▶ [WHAT TO WORK ON]:
Reproduce the lines of the material exactly, excluding every image.

┌──

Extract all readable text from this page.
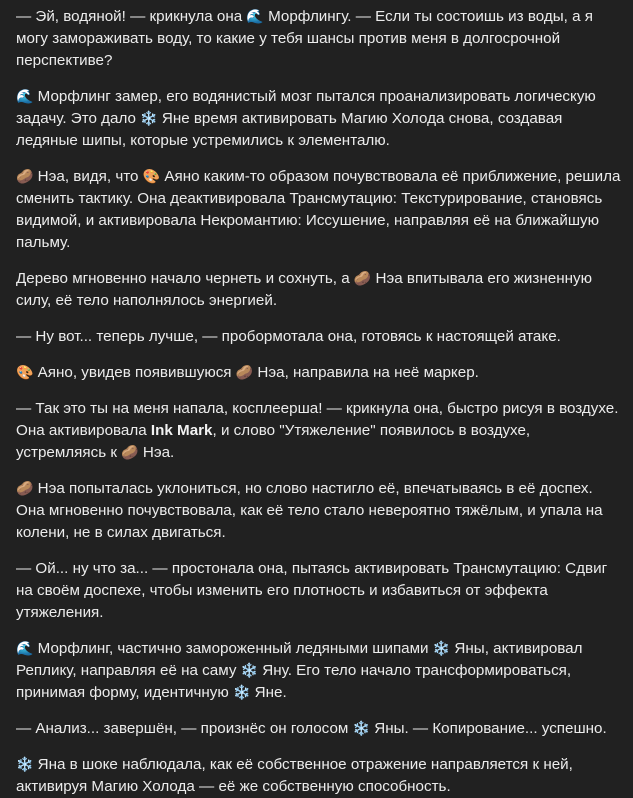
— Эй, водяной! — крикнула она 🌊 Морфлингу. — Если ты состоишь из воды, а я могу замораживать воду, то какие у тебя шансы против меня в долгосрочной перспективе?

🌊 Морфлинг замер, его водянистый мозг пытался проанализировать логическую задачу. Это дало ❄️ Яне время активировать Магию Холода снова, создавая ледяные шипы, которые устремились к элементалю.

🥔 Нэа, видя, что 🎨 Аяно каким-то образом почувствовала её приближение, решила сменить тактику. Она деактивировала Трансмутацию: Текстурирование, становясь видимой, и активировала Некромантию: Иссушение, направляя её на ближайшую пальму.

Дерево мгновенно начало чернеть и сохнуть, а 🥔 Нэа впитывала его жизненную силу, её тело наполнялось энергией.

— Ну вот... теперь лучше, — пробормотала она, готовясь к настоящей атаке.

🎨 Аяно, увидев появившуюся 🥔 Нэа, направила на неё маркер.

— Так это ты на меня напала, косплеерша! — крикнула она, быстро рисуя в воздухе. Она активировала Ink Mark, и слово "Утяжеление" появилось в воздухе, устремляясь к 🥔 Нэа.

🥔 Нэа попыталась уклониться, но слово настигло её, впечатываясь в её доспех. Она мгновенно почувствовала, как её тело стало невероятно тяжёлым, и упала на колени, не в силах двигаться.

— Ой... ну что за... — простонала она, пытаясь активировать Трансмутацию: Сдвиг на своём доспехе, чтобы изменить его плотность и избавиться от эффекта утяжеления.

🌊 Морфлинг, частично замороженный ледяными шипами ❄️ Яны, активировал Реплику, направляя её на саму ❄️ Яну. Его тело начало трансформироваться, принимая форму, идентичную ❄️ Яне.

— Анализ... завершён, — произнёс он голосом ❄️ Яны. — Копирование... успешно.

❄️ Яна в шоке наблюдала, как её собственное отражение направляется к ней, активируя Магию Холода — её же собственную способность.
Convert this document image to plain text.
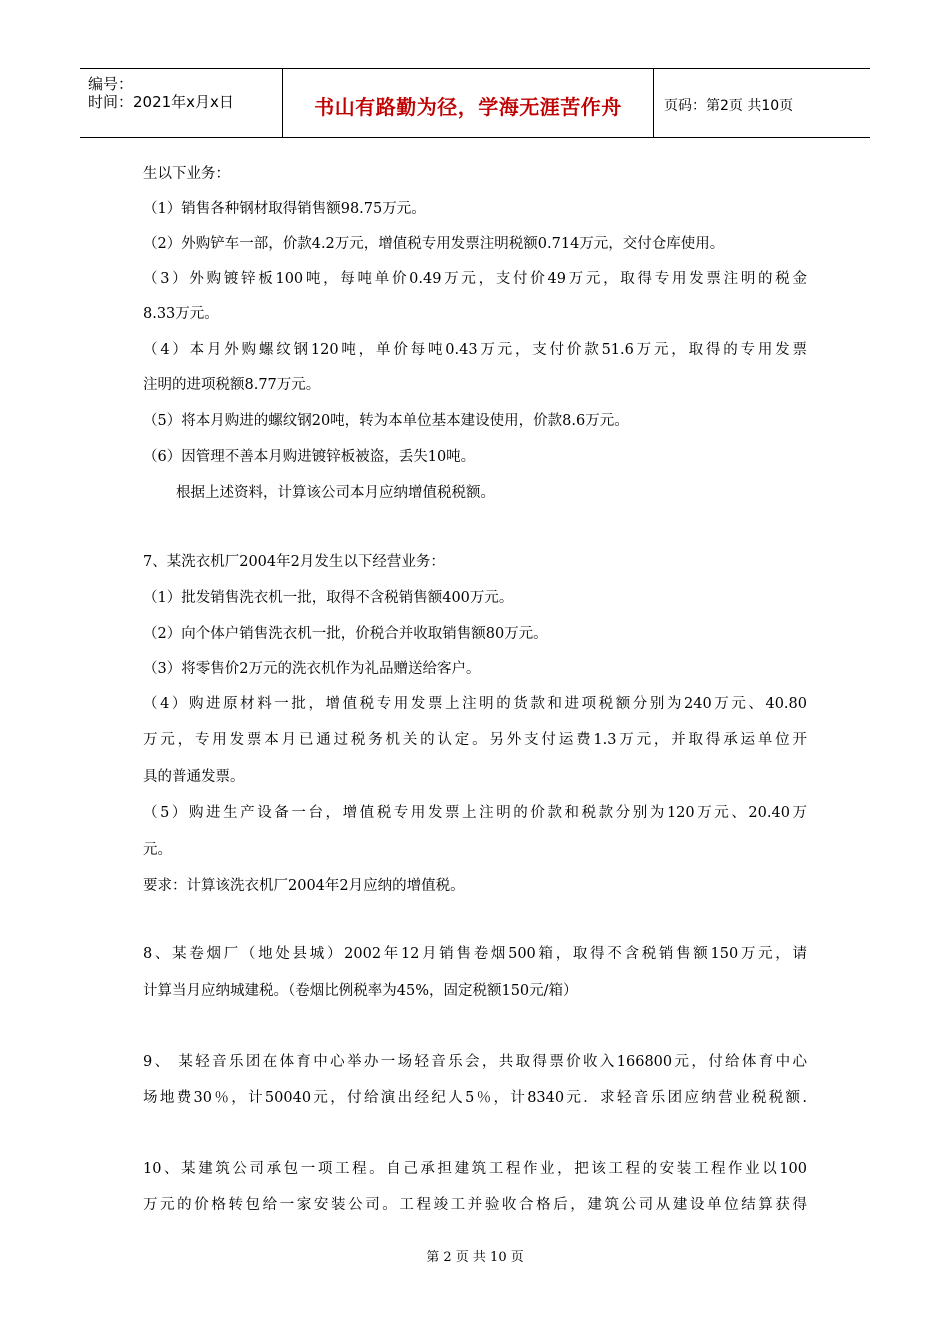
编号：
时间：2021年x月x日	书山有路勤为径，学海无涯苦作舟	页码：第2页 共10页
生以下业务：
（1）销售各种钢材取得销售额98.75万元。
（2）外购铲车一部，价款4.2万元，增值税专用发票注明税额0.714万元，交付仓库使用。
（3）外购镀锌板100吨，每吨单价0.49万元，支付价49万元，取得专用发票注明的税金
8.33万元。
（4）本月外购螺纹钢120吨，单价每吨0.43万元，支付价款51.6万元，取得的专用发票
注明的进项税额8.77万元。
（5）将本月购进的螺纹钢20吨，转为本单位基本建设使用，价款8.6万元。
（6）因管理不善本月购进镀锌板被盗，丢失10吨。
根据上述资料，计算该公司本月应纳增值税税额。
7、某洗衣机厂2004年2月发生以下经营业务：
（1）批发销售洗衣机一批，取得不含税销售额400万元。
（2）向个体户销售洗衣机一批，价税合并收取销售额80万元。
（3）将零售价2万元的洗衣机作为礼品赠送给客户。
（4）购进原材料一批，增值税专用发票上注明的货款和进项税额分别为240万元、40.80
万元，专用发票本月已通过税务机关的认定。另外支付运费1.3万元，并取得承运单位开
具的普通发票。
（5）购进生产设备一台，增值税专用发票上注明的价款和税款分别为120万元、20.40万
元。
要求：计算该洗衣机厂2004年2月应纳的增值税。
8、某卷烟厂（地处县城）2002年12月销售卷烟500箱，取得不含税销售额150万元，请
计算当月应纳城建税。（卷烟比例税率为45%，固定税额150元/箱）
9、 某轻音乐团在体育中心举办一场轻音乐会，共取得票价收入166800元，付给体育中心
场地费30％，计50040元，付给演出经纪人5％，计8340元．求轻音乐团应纳营业税税额.
10、某建筑公司承包一项工程。自己承担建筑工程作业，把该工程的安装工程作业以100
万元的价格转包给一家安装公司。工程竣工并验收合格后，建筑公司从建设单位结算获得
第 2 页 共 10 页
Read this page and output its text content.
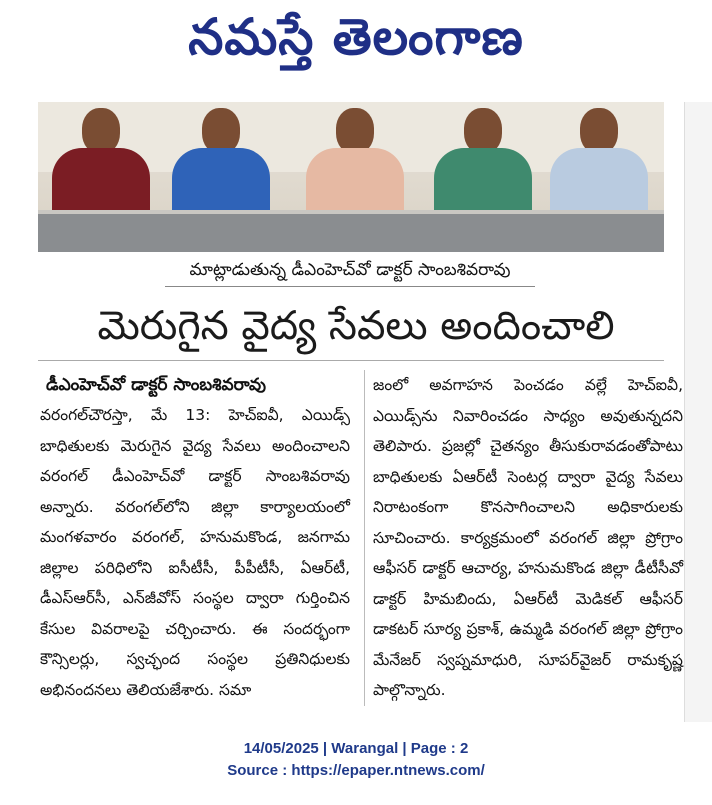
నమస్తే తెలంగాణ
మాట్లాడుతున్న డీఎంహెచ్‌వో డాక్టర్ సాంబశివరావు
మెరుగైన వైద్య సేవలు అందించాలి
డీఎంహెచ్‌వో డాక్టర్ సాంబశివరావు
వరంగల్‌చౌరస్తా, మే 13: హెచ్ఐవీ, ఎయిడ్స్ బాధితులకు మెరుగైన వైద్య సేవలు అందించాలని వరంగల్ డీఎంహెచ్‌వో డాక్టర్ సాంబశివరావు అన్నారు. వరంగల్‌లోని జిల్లా కార్యాలయంలో మంగళవారం వరంగల్, హనుమకొండ, జనగామ జిల్లాల పరిధిలోని ఐసీటీసీ, పీపీటీసీ, ఏఆర్‌టీ, డీఎస్ఆర్‌సీ, ఎన్‌జీవోస్ సంస్థల ద్వారా గుర్తించిన కేసుల వివరాలపై చర్చించారు. ఈ సందర్భంగా కౌన్సిలర్లు, స్వచ్ఛంద సంస్థల ప్రతినిధులకు అభినందనలు తెలియజేశారు. సమా
జంలో అవగాహన పెంచడం వల్లే హెచ్ఐవీ, ఎయిడ్స్‌ను నివారించడం సాధ్యం అవుతున్నదని తెలిపారు. ప్రజల్లో చైతన్యం తీసుకురావడంతోపాటు బాధితులకు ఏఆర్‌టీ సెంటర్ల ద్వారా వైద్య సేవలు నిరాటంకంగా కొనసాగించాలని అధికారులకు సూచించారు. కార్యక్రమంలో వరంగల్ జిల్లా ప్రోగ్రాం ఆఫీసర్ డాక్టర్ ఆచార్య, హనుమకొండ జిల్లా డీటీసీవో డాక్టర్ హిమబిందు, ఏఆర్‌టీ మెడికల్ ఆఫీసర్ డాకటర్ సూర్య ప్రకాశ్, ఉమ్మడి వరంగల్ జిల్లా ప్రోగ్రాం మేనేజర్ స్వప్నమాధురి, సూపర్‌వైజర్ రామకృష్ణ పాల్గొన్నారు.
14/05/2025 | Warangal | Page : 2
Source : https://epaper.ntnews.com/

└──

▶ [WRITTEN REPLY]:
Extract all readable text from this page.
— Эй, водяной! — крикнула она 🌊 Морфлингу. — Если ты состоишь из воды, а я могу замораживать воду, то какие у тебя шансы против меня в долгосрочной перспективе?

🌊 Морфлинг замер, его водянистый мозг пытался проанализировать логическую задачу. Это дало ❄️ Яне время активировать Магию Холода снова, создавая ледяные шипы, которые устремились к элементалю.

🥔 Нэа, видя, что 🎨 Аяно каким-то образом почувствовала её приближение, решила сменить тактику. Она деактивировала Трансмутацию: Текстурирование, становясь видимой, и активировала Некромантию: Иссушение, направляя её на ближайшую пальму.

Дерево мгновенно начало чернеть и сохнуть, а 🥔 Нэа впитывала его жизненную силу, её тело наполнялось энергией.

— Ну вот... теперь лучше, — пробормотала она, готовясь к настоящей атаке.

🎨 Аяно, увидев появившуюся 🥔 Нэа, направила на неё маркер.

— Так это ты на меня напала, косплеерша! — крикнула она, быстро рисуя в воздухе. Она активировала Ink Mark, и слово "Утяжеление" появилось в воздухе, устремляясь к 🥔 Нэа.

🥔 Нэа попыталась уклониться, но слово настигло её, впечатываясь в её доспех. Она мгновенно почувствовала, как её тело стало невероятно тяжёлым, и упала на колени, не в силах двигаться.

— Ой... ну что за... — простонала она, пытаясь активировать Трансмутацию: Сдвиг на своём доспехе, чтобы изменить его плотность и избавиться от эффекта утяжеления.

🌊 Морфлинг, частично замороженный ледяными шипами ❄️ Яны, активировал Реплику, направляя её на саму ❄️ Яну. Его тело начало трансформироваться, принимая форму, идентичную ❄️ Яне.

— Анализ... завершён, — произнёс он голосом ❄️ Яны. — Копирование... успешно.

❄️ Яна в шоке наблюдала, как её собственное отражение направляется к ней, активируя Магию Холода — её же собственную способность.
Convert this document image to plain text.
编号：
时间：2021年x月x日	书山有路勤为径，学海无涯苦作舟	页码：第2页 共10页
生以下业务：
（1）销售各种钢材取得销售额98.75万元。
（2）外购铲车一部，价款4.2万元，增值税专用发票注明税额0.714万元，交付仓库使用。
（3）外购镀锌板100吨，每吨单价0.49万元，支付价49万元，取得专用发票注明的税金
8.33万元。
（4）本月外购螺纹钢120吨，单价每吨0.43万元，支付价款51.6万元，取得的专用发票
注明的进项税额8.77万元。
（5）将本月购进的螺纹钢20吨，转为本单位基本建设使用，价款8.6万元。
（6）因管理不善本月购进镀锌板被盗，丢失10吨。
根据上述资料，计算该公司本月应纳增值税税额。
7、某洗衣机厂2004年2月发生以下经营业务：
（1）批发销售洗衣机一批，取得不含税销售额400万元。
（2）向个体户销售洗衣机一批，价税合并收取销售额80万元。
（3）将零售价2万元的洗衣机作为礼品赠送给客户。
（4）购进原材料一批，增值税专用发票上注明的货款和进项税额分别为240万元、40.80
万元，专用发票本月已通过税务机关的认定。另外支付运费1.3万元，并取得承运单位开
具的普通发票。
（5）购进生产设备一台，增值税专用发票上注明的价款和税款分别为120万元、20.40万
元。
要求：计算该洗衣机厂2004年2月应纳的增值税。
8、某卷烟厂（地处县城）2002年12月销售卷烟500箱，取得不含税销售额150万元，请
计算当月应纳城建税。（卷烟比例税率为45%，固定税额150元/箱）
9、 某轻音乐团在体育中心举办一场轻音乐会，共取得票价收入166800元，付给体育中心
场地费30％，计50040元，付给演出经纪人5％，计8340元．求轻音乐团应纳营业税税额.
10、某建筑公司承包一项工程。自己承担建筑工程作业，把该工程的安装工程作业以100
万元的价格转包给一家安装公司。工程竣工并验收合格后，建筑公司从建设单位结算获得
第 2 页 共 10 页
Read this page and output its text content.
నమస్తే తెలంగాణ
మాట్లాడుతున్న డీఎంహెచ్‌వో డాక్టర్ సాంబశివరావు
మెరుగైన వైద్య సేవలు అందించాలి
డీఎంహెచ్‌వో డాక్టర్ సాంబశివరావు
వరంగల్‌చౌరస్తా, మే 13: హెచ్ఐవీ, ఎయిడ్స్ బాధితులకు మెరుగైన వైద్య సేవలు అందించాలని వరంగల్ డీఎంహెచ్‌వో డాక్టర్ సాంబశివరావు అన్నారు. వరంగల్‌లోని జిల్లా కార్యాలయంలో మంగళవారం వరంగల్, హనుమకొండ, జనగామ జిల్లాల పరిధిలోని ఐసీటీసీ, పీపీటీసీ, ఏఆర్‌టీ, డీఎస్ఆర్‌సీ, ఎన్‌జీవోస్ సంస్థల ద్వారా గుర్తించిన కేసుల వివరాలపై చర్చించారు. ఈ సందర్భంగా కౌన్సిలర్లు, స్వచ్ఛంద సంస్థల ప్రతినిధులకు అభినందనలు తెలియజేశారు. సమా
జంలో అవగాహన పెంచడం వల్లే హెచ్ఐవీ, ఎయిడ్స్‌ను నివారించడం సాధ్యం అవుతున్నదని తెలిపారు. ప్రజల్లో చైతన్యం తీసుకురావడంతోపాటు బాధితులకు ఏఆర్‌టీ సెంటర్ల ద్వారా వైద్య సేవలు నిరాటంకంగా కొనసాగించాలని అధికారులకు సూచించారు. కార్యక్రమంలో వరంగల్ జిల్లా ప్రోగ్రాం ఆఫీసర్ డాక్టర్ ఆచార్య, హనుమకొండ జిల్లా డీటీసీవో డాక్టర్ హిమబిందు, ఏఆర్‌టీ మెడికల్ ఆఫీసర్ డాకటర్ సూర్య ప్రకాశ్, ఉమ్మడి వరంగల్ జిల్లా ప్రోగ్రాం మేనేజర్ స్వప్నమాధురి, సూపర్‌వైజర్ రామకృష్ణ పాల్గొన్నారు.
14/05/2025 | Warangal | Page : 2
Source : https://epaper.ntnews.com/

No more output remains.